Dataset:
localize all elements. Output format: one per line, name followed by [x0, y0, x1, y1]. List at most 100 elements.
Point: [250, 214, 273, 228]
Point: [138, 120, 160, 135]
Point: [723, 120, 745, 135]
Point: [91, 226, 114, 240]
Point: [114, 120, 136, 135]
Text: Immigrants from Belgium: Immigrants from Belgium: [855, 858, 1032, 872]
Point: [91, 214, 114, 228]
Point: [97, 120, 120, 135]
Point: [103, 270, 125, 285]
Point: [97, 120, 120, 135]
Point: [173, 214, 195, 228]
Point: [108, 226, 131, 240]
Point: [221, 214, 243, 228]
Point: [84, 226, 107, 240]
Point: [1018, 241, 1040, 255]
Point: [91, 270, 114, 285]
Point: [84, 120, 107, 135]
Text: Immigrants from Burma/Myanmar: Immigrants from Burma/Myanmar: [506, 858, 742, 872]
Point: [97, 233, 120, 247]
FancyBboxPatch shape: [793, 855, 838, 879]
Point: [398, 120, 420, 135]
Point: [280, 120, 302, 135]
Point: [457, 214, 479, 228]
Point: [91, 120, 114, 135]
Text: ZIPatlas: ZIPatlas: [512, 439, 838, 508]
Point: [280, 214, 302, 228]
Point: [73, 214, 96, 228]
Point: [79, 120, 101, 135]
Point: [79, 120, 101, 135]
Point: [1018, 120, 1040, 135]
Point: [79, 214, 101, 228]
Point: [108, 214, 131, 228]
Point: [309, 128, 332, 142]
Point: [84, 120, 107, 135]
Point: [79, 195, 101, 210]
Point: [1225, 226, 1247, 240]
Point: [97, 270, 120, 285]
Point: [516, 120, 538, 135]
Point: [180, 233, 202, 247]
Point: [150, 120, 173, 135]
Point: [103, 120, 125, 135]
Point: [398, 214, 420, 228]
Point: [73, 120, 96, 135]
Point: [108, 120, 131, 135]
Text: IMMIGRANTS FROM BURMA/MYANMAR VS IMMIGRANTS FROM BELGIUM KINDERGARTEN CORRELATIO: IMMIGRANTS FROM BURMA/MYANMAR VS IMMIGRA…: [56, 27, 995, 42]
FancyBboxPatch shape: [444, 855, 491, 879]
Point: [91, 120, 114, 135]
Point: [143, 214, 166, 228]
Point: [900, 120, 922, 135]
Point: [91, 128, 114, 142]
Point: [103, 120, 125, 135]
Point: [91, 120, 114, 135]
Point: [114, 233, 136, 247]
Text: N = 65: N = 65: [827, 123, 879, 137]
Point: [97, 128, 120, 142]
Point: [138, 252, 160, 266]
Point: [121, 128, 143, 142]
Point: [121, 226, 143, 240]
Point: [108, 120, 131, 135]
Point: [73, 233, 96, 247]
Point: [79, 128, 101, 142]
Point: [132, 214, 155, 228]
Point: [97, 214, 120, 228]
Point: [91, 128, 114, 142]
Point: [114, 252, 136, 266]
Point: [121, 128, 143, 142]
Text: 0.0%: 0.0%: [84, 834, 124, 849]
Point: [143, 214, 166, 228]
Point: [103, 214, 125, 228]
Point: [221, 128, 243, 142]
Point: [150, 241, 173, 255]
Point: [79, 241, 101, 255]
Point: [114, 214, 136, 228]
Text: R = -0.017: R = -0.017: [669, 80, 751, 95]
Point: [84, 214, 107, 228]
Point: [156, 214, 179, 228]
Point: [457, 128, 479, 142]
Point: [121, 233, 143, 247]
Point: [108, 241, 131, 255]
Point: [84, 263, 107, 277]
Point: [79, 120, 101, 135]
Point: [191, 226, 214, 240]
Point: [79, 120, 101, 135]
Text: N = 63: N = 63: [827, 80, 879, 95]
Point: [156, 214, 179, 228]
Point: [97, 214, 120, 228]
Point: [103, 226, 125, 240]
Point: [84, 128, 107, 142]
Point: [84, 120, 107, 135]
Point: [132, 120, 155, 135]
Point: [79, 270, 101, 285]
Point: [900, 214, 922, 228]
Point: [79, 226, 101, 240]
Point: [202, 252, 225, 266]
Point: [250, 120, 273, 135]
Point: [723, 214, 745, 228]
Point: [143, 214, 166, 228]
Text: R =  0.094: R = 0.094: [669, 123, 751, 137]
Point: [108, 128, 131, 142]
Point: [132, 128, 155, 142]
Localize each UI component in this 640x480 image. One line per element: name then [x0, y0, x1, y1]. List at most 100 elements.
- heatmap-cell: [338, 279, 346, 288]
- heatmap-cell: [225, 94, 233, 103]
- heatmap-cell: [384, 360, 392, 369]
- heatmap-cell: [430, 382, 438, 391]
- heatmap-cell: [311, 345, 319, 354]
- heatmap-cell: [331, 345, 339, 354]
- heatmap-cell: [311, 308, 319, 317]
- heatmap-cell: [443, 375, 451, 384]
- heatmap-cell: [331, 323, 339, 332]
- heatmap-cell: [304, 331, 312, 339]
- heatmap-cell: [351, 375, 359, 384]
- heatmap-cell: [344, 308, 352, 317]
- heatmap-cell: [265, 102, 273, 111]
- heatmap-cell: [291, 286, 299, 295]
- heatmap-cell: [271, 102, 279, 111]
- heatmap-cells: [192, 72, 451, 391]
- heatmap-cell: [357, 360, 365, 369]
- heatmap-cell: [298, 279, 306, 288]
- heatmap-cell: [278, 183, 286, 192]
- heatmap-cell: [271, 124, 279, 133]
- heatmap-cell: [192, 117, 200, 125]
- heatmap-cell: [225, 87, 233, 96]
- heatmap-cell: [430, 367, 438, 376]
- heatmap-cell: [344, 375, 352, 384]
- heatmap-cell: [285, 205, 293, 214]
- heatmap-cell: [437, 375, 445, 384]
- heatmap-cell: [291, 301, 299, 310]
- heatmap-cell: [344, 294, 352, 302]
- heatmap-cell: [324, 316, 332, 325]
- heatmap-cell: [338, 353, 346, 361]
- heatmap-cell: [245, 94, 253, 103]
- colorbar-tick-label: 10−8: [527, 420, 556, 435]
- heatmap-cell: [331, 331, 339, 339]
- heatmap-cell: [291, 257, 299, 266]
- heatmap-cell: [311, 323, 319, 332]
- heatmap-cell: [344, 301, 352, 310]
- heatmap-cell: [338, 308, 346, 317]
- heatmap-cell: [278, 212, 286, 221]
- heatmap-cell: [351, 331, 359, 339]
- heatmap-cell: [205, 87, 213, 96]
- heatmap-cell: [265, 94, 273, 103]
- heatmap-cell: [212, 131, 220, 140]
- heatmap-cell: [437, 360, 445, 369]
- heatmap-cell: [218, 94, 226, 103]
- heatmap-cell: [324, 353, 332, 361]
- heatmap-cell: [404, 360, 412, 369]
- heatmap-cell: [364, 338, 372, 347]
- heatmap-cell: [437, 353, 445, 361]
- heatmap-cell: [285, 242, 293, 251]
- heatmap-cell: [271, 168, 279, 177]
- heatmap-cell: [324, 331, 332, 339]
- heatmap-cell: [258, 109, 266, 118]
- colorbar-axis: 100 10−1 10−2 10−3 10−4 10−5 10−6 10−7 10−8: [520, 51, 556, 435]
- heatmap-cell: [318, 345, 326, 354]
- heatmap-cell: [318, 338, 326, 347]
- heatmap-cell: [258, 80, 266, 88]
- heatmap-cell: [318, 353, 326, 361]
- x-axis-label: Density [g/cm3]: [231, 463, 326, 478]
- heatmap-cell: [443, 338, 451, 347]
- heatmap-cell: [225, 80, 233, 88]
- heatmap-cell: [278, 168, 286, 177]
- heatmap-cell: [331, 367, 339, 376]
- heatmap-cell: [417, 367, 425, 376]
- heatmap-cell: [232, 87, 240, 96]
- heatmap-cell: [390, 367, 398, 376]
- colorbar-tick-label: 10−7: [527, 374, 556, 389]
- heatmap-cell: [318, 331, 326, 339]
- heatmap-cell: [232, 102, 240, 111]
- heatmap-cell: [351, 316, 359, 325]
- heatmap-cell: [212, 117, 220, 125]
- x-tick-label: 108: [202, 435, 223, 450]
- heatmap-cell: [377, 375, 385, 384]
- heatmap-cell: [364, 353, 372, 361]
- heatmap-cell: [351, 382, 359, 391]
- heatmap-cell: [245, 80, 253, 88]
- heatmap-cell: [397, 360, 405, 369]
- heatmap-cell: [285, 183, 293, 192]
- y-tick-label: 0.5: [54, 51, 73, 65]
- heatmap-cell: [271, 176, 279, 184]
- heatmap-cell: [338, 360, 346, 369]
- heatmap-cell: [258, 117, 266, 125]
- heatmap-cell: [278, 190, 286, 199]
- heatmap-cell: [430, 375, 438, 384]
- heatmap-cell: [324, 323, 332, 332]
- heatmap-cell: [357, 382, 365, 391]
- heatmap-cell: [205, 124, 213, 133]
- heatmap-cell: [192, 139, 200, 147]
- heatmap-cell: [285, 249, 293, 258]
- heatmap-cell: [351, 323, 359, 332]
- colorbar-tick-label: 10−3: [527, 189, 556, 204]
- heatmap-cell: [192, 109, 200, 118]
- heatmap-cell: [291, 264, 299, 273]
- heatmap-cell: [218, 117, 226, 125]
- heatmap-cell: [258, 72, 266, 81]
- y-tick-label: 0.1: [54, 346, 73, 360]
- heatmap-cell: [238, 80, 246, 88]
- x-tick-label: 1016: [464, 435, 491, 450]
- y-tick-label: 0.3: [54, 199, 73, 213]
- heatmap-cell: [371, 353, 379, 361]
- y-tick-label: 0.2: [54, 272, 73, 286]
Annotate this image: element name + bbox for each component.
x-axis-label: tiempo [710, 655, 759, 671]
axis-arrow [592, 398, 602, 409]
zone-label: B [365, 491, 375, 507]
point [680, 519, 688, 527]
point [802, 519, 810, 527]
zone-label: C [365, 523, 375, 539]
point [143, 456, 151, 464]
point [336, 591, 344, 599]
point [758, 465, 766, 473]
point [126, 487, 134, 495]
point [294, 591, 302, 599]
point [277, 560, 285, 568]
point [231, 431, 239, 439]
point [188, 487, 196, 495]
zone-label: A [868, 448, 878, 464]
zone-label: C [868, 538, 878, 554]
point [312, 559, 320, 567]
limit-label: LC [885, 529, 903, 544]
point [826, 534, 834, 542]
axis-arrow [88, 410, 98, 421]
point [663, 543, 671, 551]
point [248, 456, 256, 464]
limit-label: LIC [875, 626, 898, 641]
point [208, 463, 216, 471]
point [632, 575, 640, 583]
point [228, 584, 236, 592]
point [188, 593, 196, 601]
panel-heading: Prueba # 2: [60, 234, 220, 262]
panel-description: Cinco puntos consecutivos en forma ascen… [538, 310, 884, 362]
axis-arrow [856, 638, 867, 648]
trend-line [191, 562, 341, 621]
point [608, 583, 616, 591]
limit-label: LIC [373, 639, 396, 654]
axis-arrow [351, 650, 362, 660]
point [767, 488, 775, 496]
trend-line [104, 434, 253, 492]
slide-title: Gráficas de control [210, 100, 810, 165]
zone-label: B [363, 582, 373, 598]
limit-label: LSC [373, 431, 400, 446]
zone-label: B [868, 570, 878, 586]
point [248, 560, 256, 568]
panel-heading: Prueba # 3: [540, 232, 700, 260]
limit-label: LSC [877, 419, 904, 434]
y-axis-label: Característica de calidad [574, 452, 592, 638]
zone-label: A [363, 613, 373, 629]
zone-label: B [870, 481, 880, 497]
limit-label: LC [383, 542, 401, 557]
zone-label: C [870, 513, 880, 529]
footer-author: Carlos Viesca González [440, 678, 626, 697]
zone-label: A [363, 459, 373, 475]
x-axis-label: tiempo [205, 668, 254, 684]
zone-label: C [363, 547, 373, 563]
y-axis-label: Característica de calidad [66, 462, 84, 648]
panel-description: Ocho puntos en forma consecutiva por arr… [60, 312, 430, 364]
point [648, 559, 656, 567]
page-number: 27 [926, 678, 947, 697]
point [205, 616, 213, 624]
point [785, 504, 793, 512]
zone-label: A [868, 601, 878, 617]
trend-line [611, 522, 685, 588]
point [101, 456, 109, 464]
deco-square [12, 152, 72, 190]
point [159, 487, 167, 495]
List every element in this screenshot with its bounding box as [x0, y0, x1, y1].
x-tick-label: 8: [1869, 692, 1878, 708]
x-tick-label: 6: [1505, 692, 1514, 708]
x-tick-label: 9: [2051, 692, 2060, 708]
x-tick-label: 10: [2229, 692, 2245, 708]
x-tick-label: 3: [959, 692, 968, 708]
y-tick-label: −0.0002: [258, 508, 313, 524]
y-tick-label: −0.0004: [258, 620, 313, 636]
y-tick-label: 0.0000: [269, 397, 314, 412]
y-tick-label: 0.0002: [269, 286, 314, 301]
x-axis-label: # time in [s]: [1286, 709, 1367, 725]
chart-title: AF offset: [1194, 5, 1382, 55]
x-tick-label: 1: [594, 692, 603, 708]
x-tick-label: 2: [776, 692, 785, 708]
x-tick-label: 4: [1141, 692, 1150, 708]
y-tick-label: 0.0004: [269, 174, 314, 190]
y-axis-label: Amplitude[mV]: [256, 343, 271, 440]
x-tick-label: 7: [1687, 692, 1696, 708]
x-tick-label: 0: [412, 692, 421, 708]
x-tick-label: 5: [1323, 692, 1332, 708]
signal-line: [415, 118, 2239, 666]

Brief:
Copy the stretch from the start of the records through the line containing "Point: [457, 214, 479, 228]" exactly, character for character.

Solution for this problem:
localize all elements. Output format: one per line, name followed by [x0, y0, x1, y1]. List at most 100 elements.
Point: [250, 214, 273, 228]
Point: [138, 120, 160, 135]
Point: [723, 120, 745, 135]
Point: [91, 226, 114, 240]
Point: [114, 120, 136, 135]
Text: Immigrants from Belgium: Immigrants from Belgium: [855, 858, 1032, 872]
Point: [91, 214, 114, 228]
Point: [97, 120, 120, 135]
Point: [103, 270, 125, 285]
Point: [97, 120, 120, 135]
Point: [173, 214, 195, 228]
Point: [108, 226, 131, 240]
Point: [221, 214, 243, 228]
Point: [84, 226, 107, 240]
Point: [1018, 241, 1040, 255]
Point: [91, 270, 114, 285]
Point: [84, 120, 107, 135]
Text: Immigrants from Burma/Myanmar: Immigrants from Burma/Myanmar: [506, 858, 742, 872]
Point: [97, 233, 120, 247]
FancyBboxPatch shape: [793, 855, 838, 879]
Point: [398, 120, 420, 135]
Point: [280, 120, 302, 135]
Point: [457, 214, 479, 228]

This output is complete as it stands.